┌──
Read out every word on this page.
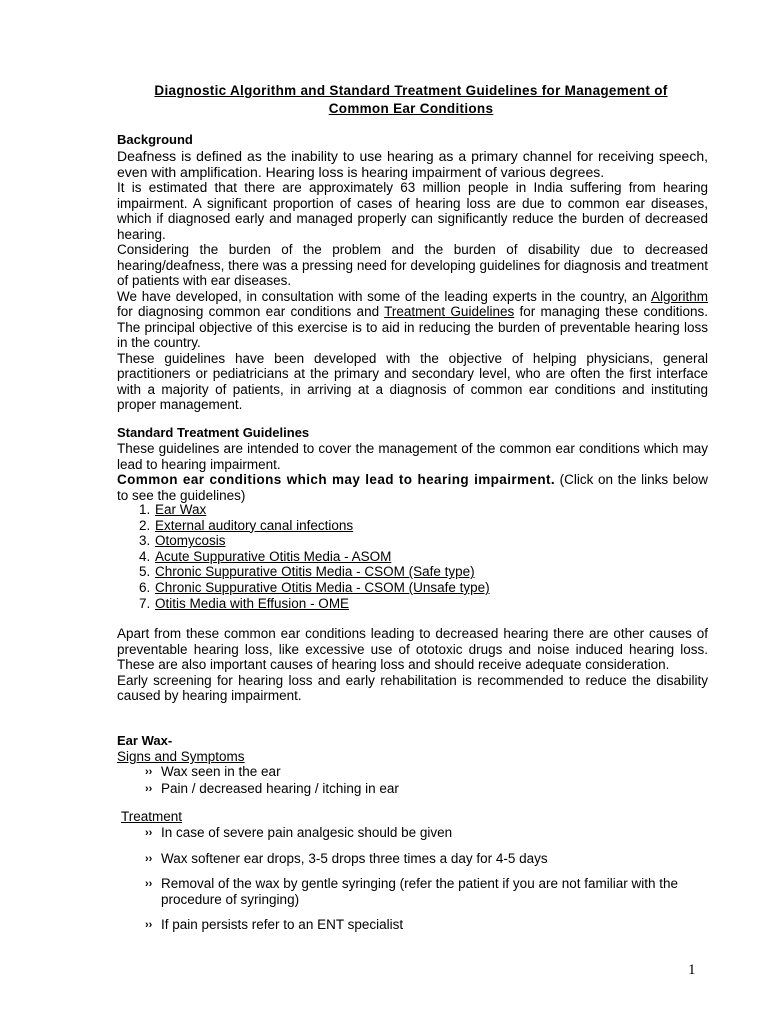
Diagnostic Algorithm and Standard Treatment Guidelines for Management of
Common Ear Conditions
Background

Deafness is defined as the inability to use hearing as a primary channel for receiving speech, even with amplification. Hearing loss is hearing impairment of various degrees.

It is estimated that there are approximately 63 million people in India suffering from hearing impairment. A significant proportion of cases of hearing loss are due to common ear diseases, which if diagnosed early and managed properly can significantly reduce the burden of decreased hearing.

Considering the burden of the problem and the burden of disability due to decreased hearing/deafness, there was a pressing need for developing guidelines for diagnosis and treatment of patients with ear diseases.

We have developed, in consultation with some of the leading experts in the country, an Algorithm for diagnosing common ear conditions and Treatment Guidelines for managing these conditions. The principal objective of this exercise is to aid in reducing the burden of preventable hearing loss in the country.

These guidelines have been developed with the objective of helping physicians, general practitioners or pediatricians at the primary and secondary level, who are often the first interface with a majority of patients, in arriving at a diagnosis of common ear conditions and instituting proper management.

Standard Treatment Guidelines

These guidelines are intended to cover the management of the common ear conditions which may lead to hearing impairment.

Common ear conditions which may lead to hearing impairment. (Click on the links below to see the guidelines)

1. Ear Wax
2. External auditory canal infections
3. Otomycosis
4. Acute Suppurative Otitis Media - ASOM
5. Chronic Suppurative Otitis Media - CSOM (Safe type)
6. Chronic Suppurative Otitis Media - CSOM (Unsafe type)
7. Otitis Media with Effusion - OME

Apart from these common ear conditions leading to decreased hearing there are other causes of preventable hearing loss, like excessive use of ototoxic drugs and noise induced hearing loss. These are also important causes of hearing loss and should receive adequate consideration.

Early screening for hearing loss and early rehabilitation is recommended to reduce the disability caused by hearing impairment.

Ear Wax-
Signs and Symptoms
›› Wax seen in the ear
›› Pain / decreased hearing / itching in ear
Treatment
›› In case of severe pain analgesic should be given
›› Wax softener ear drops, 3-5 drops three times a day for 4-5 days
›› Removal of the wax by gentle syringing (refer the patient if you are not familiar with the procedure of syringing)
›› If pain persists refer to an ENT specialist
1
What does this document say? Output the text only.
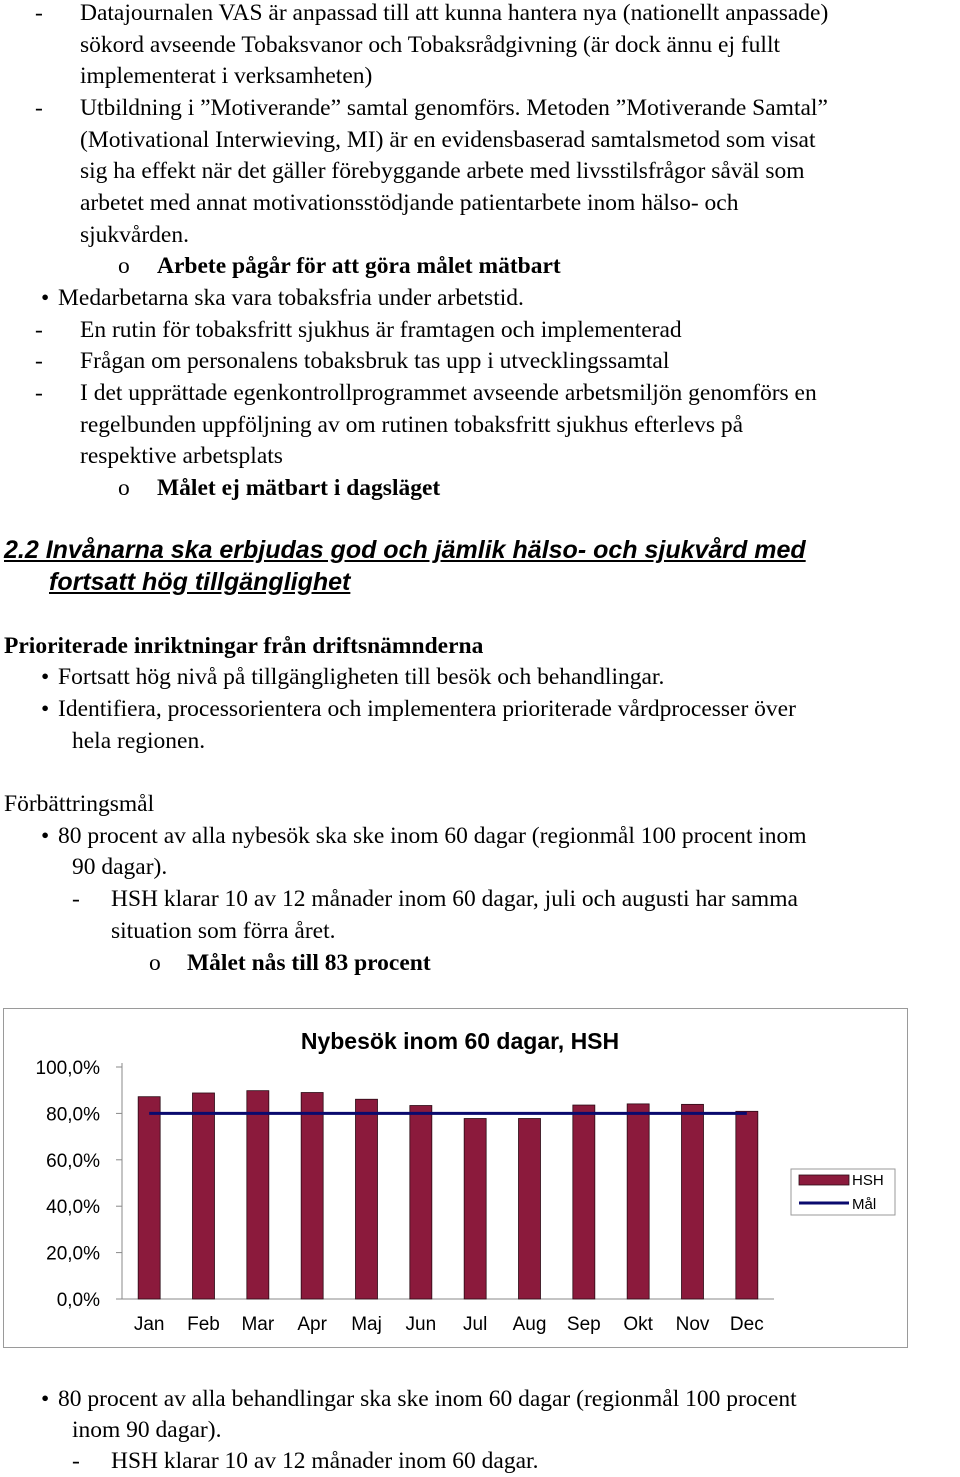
- Datajournalen VAS är anpassad till att kunna hantera nya (nationellt anpassade)
sökord avseende Tobaksvanor och Tobaksrådgivning (är dock ännu ej fullt
implementerat i verksamheten)
- Utbildning i ”Motiverande” samtal genomförs. Metoden ”Motiverande Samtal”
(Motivational Interwieving, MI) är en evidensbaserad samtalsmetod som visat
sig ha effekt när det gäller förebyggande arbete med livsstilsfrågor såväl som
arbetet med annat motivationsstödjande patientarbete inom hälso- och
sjukvården.
o Arbete pågår för att göra målet mätbart
• Medarbetarna ska vara tobaksfria under arbetstid.
- En rutin för tobaksfritt sjukhus är framtagen och implementerad
- Frågan om personalens tobaksbruk tas upp i utvecklingssamtal
- I det upprättade egenkontrollprogrammet avseende arbetsmiljön genomförs en
regelbunden uppföljning av om rutinen tobaksfritt sjukhus efterlevs på
respektive arbetsplats
o Målet ej mätbart i dagsläget
2.2 Invånarna ska erbjudas god och jämlik hälso- och sjukvård med
fortsatt hög tillgänglighet
Prioriterade inriktningar från driftsnämnderna
• Fortsatt hög nivå på tillgängligheten till besök och behandlingar.
• Identifiera, processorientera och implementera prioriterade vårdprocesser över
hela regionen.
Förbättringsmål
• 80 procent av alla nybesök ska ske inom 60 dagar (regionmål 100 procent inom
90 dagar).
- HSH klarar 10 av 12 månader inom 60 dagar, juli och augusti har samma
situation som förra året.
o Målet nås till 83 procent
Nybesök inom 60 dagar, HSH
100,0%
80,0%
60,0%
40,0%
20,0%
0,0%
Jan Feb Mar Apr Maj Jun Jul Aug Sep Okt Nov Dec
HSH
Mål
• 80 procent av alla behandlingar ska ske inom 60 dagar (regionmål 100 procent
inom 90 dagar).
- HSH klarar 10 av 12 månader inom 60 dagar.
└──
- WHAT YOU SHOULD DO -
Every line above should be reproduced exactly, please, with no pictures included.

- RESPONSE BELOW -
Read out every word on this page.
Diagnostic Algorithm and Standard Treatment Guidelines for Management of
Common Ear Conditions
Background

Deafness is defined as the inability to use hearing as a primary channel for receiving speech, even with amplification. Hearing loss is hearing impairment of various degrees.

It is estimated that there are approximately 63 million people in India suffering from hearing impairment. A significant proportion of cases of hearing loss are due to common ear diseases, which if diagnosed early and managed properly can significantly reduce the burden of decreased hearing.

Considering the burden of the problem and the burden of disability due to decreased hearing/deafness, there was a pressing need for developing guidelines for diagnosis and treatment of patients with ear diseases.

We have developed, in consultation with some of the leading experts in the country, an Algorithm for diagnosing common ear conditions and Treatment Guidelines for managing these conditions. The principal objective of this exercise is to aid in reducing the burden of preventable hearing loss in the country.

These guidelines have been developed with the objective of helping physicians, general practitioners or pediatricians at the primary and secondary level, who are often the first interface with a majority of patients, in arriving at a diagnosis of common ear conditions and instituting proper management.

Standard Treatment Guidelines

These guidelines are intended to cover the management of the common ear conditions which may lead to hearing impairment.

Common ear conditions which may lead to hearing impairment. (Click on the links below to see the guidelines)

1. Ear Wax
2. External auditory canal infections
3. Otomycosis
4. Acute Suppurative Otitis Media - ASOM
5. Chronic Suppurative Otitis Media - CSOM (Safe type)
6. Chronic Suppurative Otitis Media - CSOM (Unsafe type)
7. Otitis Media with Effusion - OME

Apart from these common ear conditions leading to decreased hearing there are other causes of preventable hearing loss, like excessive use of ototoxic drugs and noise induced hearing loss. These are also important causes of hearing loss and should receive adequate consideration.

Early screening for hearing loss and early rehabilitation is recommended to reduce the disability caused by hearing impairment.

Ear Wax-
Signs and Symptoms
›› Wax seen in the ear
›› Pain / decreased hearing / itching in ear
Treatment
›› In case of severe pain analgesic should be given
›› Wax softener ear drops, 3-5 drops three times a day for 4-5 days
›› Removal of the wax by gentle syringing (refer the patient if you are not familiar with the procedure of syringing)
›› If pain persists refer to an ENT specialist
1
What does this document say? Output the text only.
- Datajournalen VAS är anpassad till att kunna hantera nya (nationellt anpassade)
sökord avseende Tobaksvanor och Tobaksrådgivning (är dock ännu ej fullt
implementerat i verksamheten)
- Utbildning i ”Motiverande” samtal genomförs. Metoden ”Motiverande Samtal”
(Motivational Interwieving, MI) är en evidensbaserad samtalsmetod som visat
sig ha effekt när det gäller förebyggande arbete med livsstilsfrågor såväl som
arbetet med annat motivationsstödjande patientarbete inom hälso- och
sjukvården.
o Arbete pågår för att göra målet mätbart
• Medarbetarna ska vara tobaksfria under arbetstid.
- En rutin för tobaksfritt sjukhus är framtagen och implementerad
- Frågan om personalens tobaksbruk tas upp i utvecklingssamtal
- I det upprättade egenkontrollprogrammet avseende arbetsmiljön genomförs en
regelbunden uppföljning av om rutinen tobaksfritt sjukhus efterlevs på
respektive arbetsplats
o Målet ej mätbart i dagsläget
2.2 Invånarna ska erbjudas god och jämlik hälso- och sjukvård med
fortsatt hög tillgänglighet
Prioriterade inriktningar från driftsnämnderna
• Fortsatt hög nivå på tillgängligheten till besök och behandlingar.
• Identifiera, processorientera och implementera prioriterade vårdprocesser över
hela regionen.
Förbättringsmål
• 80 procent av alla nybesök ska ske inom 60 dagar (regionmål 100 procent inom
90 dagar).
- HSH klarar 10 av 12 månader inom 60 dagar, juli och augusti har samma
situation som förra året.
o Målet nås till 83 procent
Nybesök inom 60 dagar, HSH
100,0%
80,0%
60,0%
40,0%
20,0%
0,0%
Jan Feb Mar Apr Maj Jun Jul Aug Sep Okt Nov Dec
HSH
Mål
• 80 procent av alla behandlingar ska ske inom 60 dagar (regionmål 100 procent
inom 90 dagar).
- HSH klarar 10 av 12 månader inom 60 dagar.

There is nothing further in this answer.